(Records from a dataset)
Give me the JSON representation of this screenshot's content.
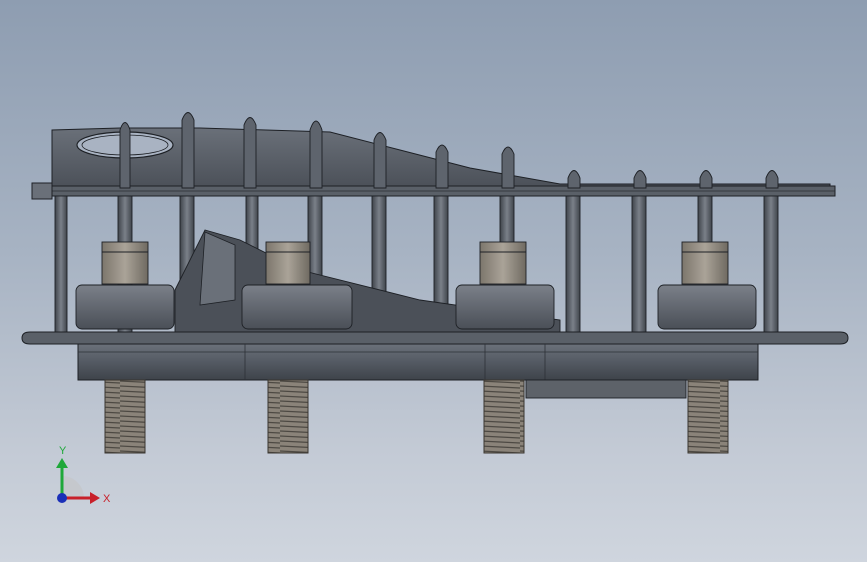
{
  "triad": {
    "x_label": "X",
    "y_label": "Y"
  },
  "colors": {
    "background_top": "#8e9db1",
    "background_bottom": "#cfd5de",
    "model_body": "#5b616b",
    "model_dark": "#3a3f47",
    "model_light": "#7d838c",
    "edge": "#1d2025",
    "screw": "#8c857b",
    "nut": "#a59f93",
    "axis_x": "#c8202a",
    "axis_y": "#1fa83a",
    "axis_z": "#1a2fb8"
  }
}
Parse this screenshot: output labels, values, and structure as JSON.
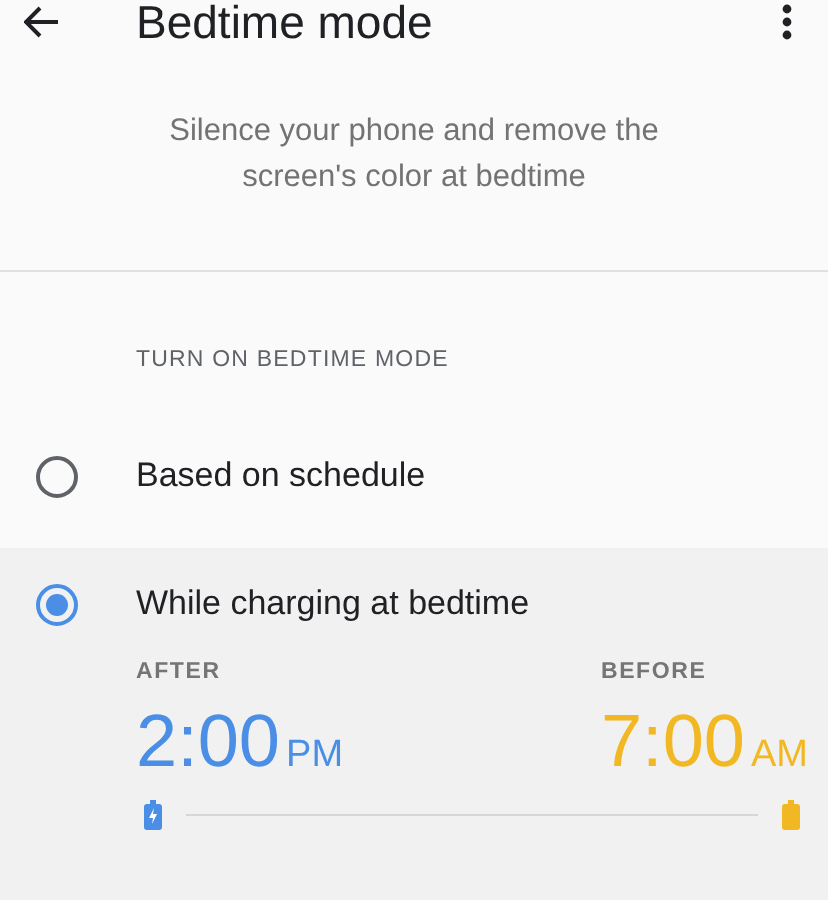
{
  "app_bar": {
    "title": "Bedtime mode"
  },
  "description": "Silence your phone and remove the screen's color at bedtime",
  "section_header": "TURN ON BEDTIME MODE",
  "options": [
    {
      "label": "Based on schedule",
      "selected": false
    },
    {
      "label": "While charging at bedtime",
      "selected": true
    }
  ],
  "times": [
    {
      "label": "AFTER",
      "time": "2:00",
      "period": "PM",
      "color": "#4a8ee6"
    },
    {
      "label": "BEFORE",
      "time": "7:00",
      "period": "AM",
      "color": "#f2b824"
    }
  ]
}
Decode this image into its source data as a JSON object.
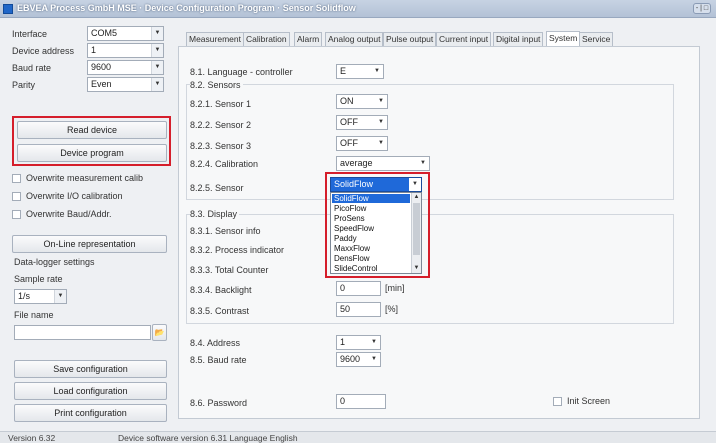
{
  "window": {
    "title": "EBVEA Process GmbH MSE · Device Configuration Program · Sensor Solidflow",
    "controls": "- | □"
  },
  "settings": {
    "interface": {
      "label": "Interface",
      "value": "COM5"
    },
    "device_address": {
      "label": "Device address",
      "value": "1"
    },
    "baud_rate": {
      "label": "Baud rate",
      "value": "9600"
    },
    "parity": {
      "label": "Parity",
      "value": "Even"
    }
  },
  "actions": {
    "read_device": "Read device",
    "device_program": "Device program"
  },
  "options": {
    "overwrite_calib": "Overwrite measurement calib",
    "overwrite_io": "Overwrite I/O calibration",
    "overwrite_baud": "Overwrite Baud/Addr."
  },
  "online_button": "On-Line representation",
  "datalogger": {
    "title": "Data-logger settings",
    "sample_rate_label": "Sample rate",
    "sample_rate_value": "1/s",
    "file_name_label": "File name",
    "file_name_value": "",
    "browse_glyph": "📂"
  },
  "config_buttons": {
    "save": "Save configuration",
    "load": "Load configuration",
    "print": "Print configuration"
  },
  "tabs": [
    "Measurement",
    "Calibration",
    "Alarm",
    "Analog output",
    "Pulse output",
    "Current input",
    "Digital input",
    "System",
    "Service"
  ],
  "system": {
    "language": {
      "label": "8.1. Language - controller",
      "value": "E"
    },
    "sensors_title": "8.2. Sensors",
    "sensor1": {
      "label": "8.2.1. Sensor 1",
      "value": "ON"
    },
    "sensor2": {
      "label": "8.2.2. Sensor 2",
      "value": "OFF"
    },
    "sensor3": {
      "label": "8.2.3. Sensor 3",
      "value": "OFF"
    },
    "calibration": {
      "label": "8.2.4. Calibration",
      "value": "average"
    },
    "sensor": {
      "label": "8.2.5. Sensor",
      "value": "SolidFlow"
    },
    "display_title": "8.3. Display",
    "sensor_info": {
      "label": "8.3.1. Sensor info"
    },
    "process_indicator": {
      "label": "8.3.2. Process indicator"
    },
    "total_counter": {
      "label": "8.3.3. Total Counter"
    },
    "backlight": {
      "label": "8.3.4. Backlight",
      "value": "0",
      "unit": "[min]"
    },
    "contrast": {
      "label": "8.3.5. Contrast",
      "value": "50",
      "unit": "[%]"
    },
    "address": {
      "label": "8.4. Address",
      "value": "1"
    },
    "baud_rate": {
      "label": "8.5. Baud rate",
      "value": "9600"
    },
    "password": {
      "label": "8.6. Password",
      "value": "0"
    },
    "init_screen": "Init Screen"
  },
  "sensor_dropdown": [
    "SolidFlow",
    "PicoFlow",
    "ProSens",
    "SpeedFlow",
    "Paddy",
    "MaxxFlow",
    "DensFlow",
    "SlideControl"
  ],
  "status": {
    "version": "Version 6.32",
    "device_info": "Device software version  6.31   Language  English"
  },
  "colors": {
    "highlight": "#d51e2b",
    "selection": "#1f69d9"
  }
}
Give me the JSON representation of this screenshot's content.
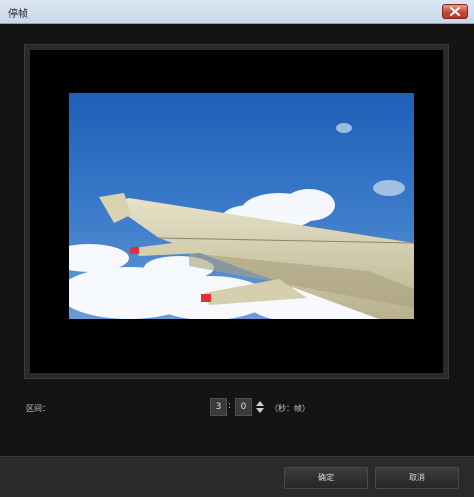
{
  "window": {
    "title": "停帧",
    "close_icon": "close-icon",
    "close_color": "#c44a35"
  },
  "preview": {
    "image_subject": "airplane wing over clouds"
  },
  "duration": {
    "label": "区间：",
    "seconds": "3",
    "separator": ":",
    "frames": "0",
    "unit": "（秒：帧）"
  },
  "buttons": {
    "ok": "确定",
    "cancel": "取消"
  }
}
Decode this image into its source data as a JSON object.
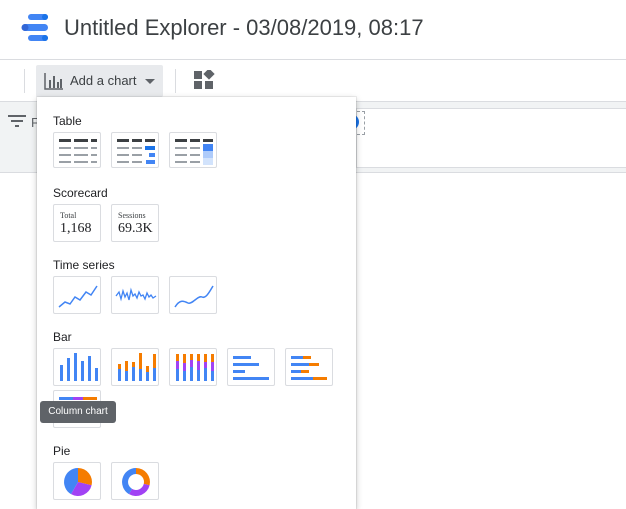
{
  "app": {
    "title": "Untitled Explorer - 03/08/2019, 08:17"
  },
  "toolbar": {
    "add_chart_label": "Add a chart"
  },
  "filterbar": {
    "label_partial": "F"
  },
  "dropdown": {
    "sections": {
      "table": "Table",
      "scorecard": "Scorecard",
      "time_series": "Time series",
      "bar": "Bar",
      "pie": "Pie"
    },
    "scorecards": [
      {
        "label": "Total",
        "value": "1,168"
      },
      {
        "label": "Sessions",
        "value": "69.3K"
      }
    ]
  },
  "tooltip": {
    "text": "Column chart"
  },
  "colors": {
    "blue": "#4285f4",
    "orange": "#f57c00",
    "purple": "#a142f4",
    "accent": "#1a73e8"
  }
}
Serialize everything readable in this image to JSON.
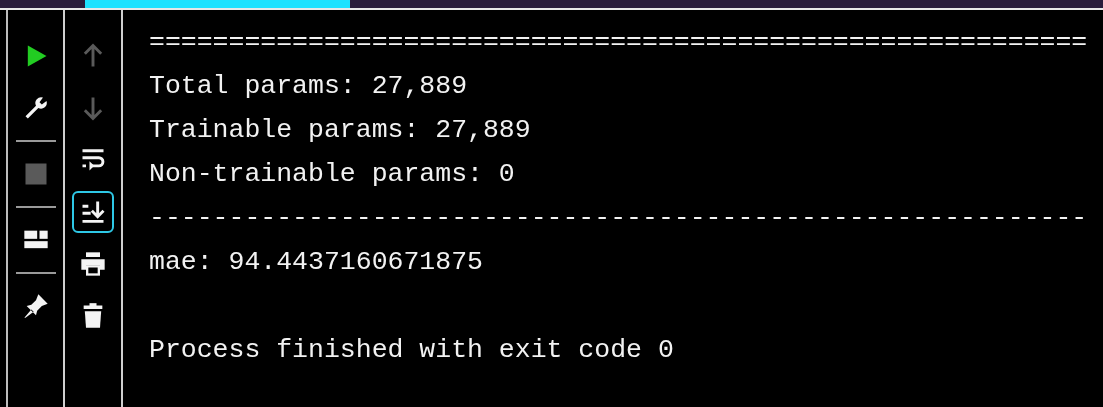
{
  "left_toolbar": [
    {
      "kind": "run",
      "disabled": false
    },
    {
      "kind": "settings",
      "disabled": false
    },
    {
      "kind": "separator"
    },
    {
      "kind": "stop",
      "disabled": true
    },
    {
      "kind": "separator"
    },
    {
      "kind": "layout",
      "disabled": false
    },
    {
      "kind": "separator"
    },
    {
      "kind": "pin",
      "disabled": false
    }
  ],
  "console_toolbar": [
    {
      "kind": "up",
      "disabled": true,
      "selected": false
    },
    {
      "kind": "down",
      "disabled": true,
      "selected": false
    },
    {
      "kind": "wrap",
      "disabled": false,
      "selected": false
    },
    {
      "kind": "scroll_end",
      "disabled": false,
      "selected": true
    },
    {
      "kind": "print",
      "disabled": false,
      "selected": false
    },
    {
      "kind": "trash",
      "disabled": false,
      "selected": false
    }
  ],
  "console_lines": [
    "===========================================================",
    "Total params: 27,889",
    "Trainable params: 27,889",
    "Non-trainable params: 0",
    "-----------------------------------------------------------",
    "mae: 94.4437160671875"
  ],
  "exit_message": "Process finished with exit code 0"
}
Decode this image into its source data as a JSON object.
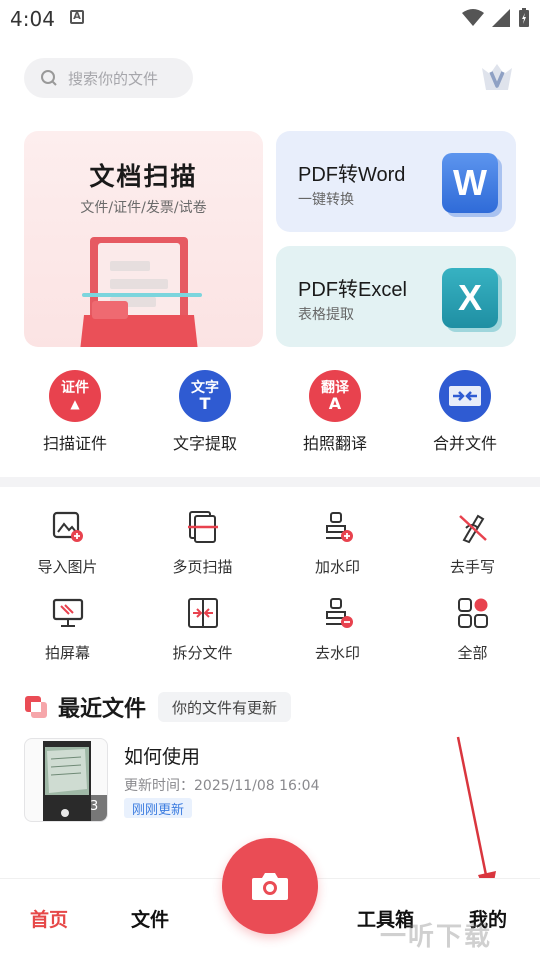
{
  "status_bar": {
    "time": "4:04"
  },
  "search": {
    "placeholder": "搜索你的文件"
  },
  "cards": {
    "scan": {
      "title": "文档扫描",
      "subtitle": "文件/证件/发票/试卷"
    },
    "pdf_word": {
      "title": "PDF转Word",
      "subtitle": "一键转换",
      "badge": "W"
    },
    "pdf_excel": {
      "title": "PDF转Excel",
      "subtitle": "表格提取",
      "badge": "X"
    }
  },
  "quick_actions": [
    {
      "label": "扫描证件",
      "icon_text": "证件",
      "color": "#e8424e",
      "icon": "id-card-icon"
    },
    {
      "label": "文字提取",
      "icon_text": "文字",
      "icon_text2": "T",
      "color": "#2f5bd2",
      "icon": "text-extract-icon"
    },
    {
      "label": "拍照翻译",
      "icon_text": "翻译",
      "icon_text2": "A",
      "color": "#e8424e",
      "icon": "translate-icon"
    },
    {
      "label": "合并文件",
      "icon_text": "",
      "color": "#2f5bd2",
      "icon": "merge-icon"
    }
  ],
  "tools": [
    {
      "label": "导入图片",
      "icon": "import-image-icon"
    },
    {
      "label": "多页扫描",
      "icon": "multi-page-scan-icon"
    },
    {
      "label": "加水印",
      "icon": "add-watermark-icon"
    },
    {
      "label": "去手写",
      "icon": "remove-handwriting-icon"
    },
    {
      "label": "拍屏幕",
      "icon": "shoot-screen-icon"
    },
    {
      "label": "拆分文件",
      "icon": "split-file-icon"
    },
    {
      "label": "去水印",
      "icon": "remove-watermark-icon"
    },
    {
      "label": "全部",
      "icon": "all-tools-icon"
    }
  ],
  "recent": {
    "title": "最近文件",
    "tag": "你的文件有更新",
    "files": [
      {
        "name": "如何使用",
        "meta": "更新时间：2025/11/08 16:04",
        "chip": "刚刚更新",
        "pages": "3"
      }
    ]
  },
  "bottom_nav": {
    "home": "首页",
    "files": "文件",
    "tools": "工具箱",
    "mine": "我的"
  },
  "watermark": "一听下载",
  "colors": {
    "accent": "#ea4c55",
    "active_tab": "#e64848",
    "chip_text": "#3d7de0"
  }
}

◆ JOB ◆
Identify every line above with the string "params" in it. Copy those lines.

◆ SOLUTION TO THIS PROBLEM ◆
    "Total params: 27,889",
    "Trainable params: 27,889",
    "Non-trainable params: 0",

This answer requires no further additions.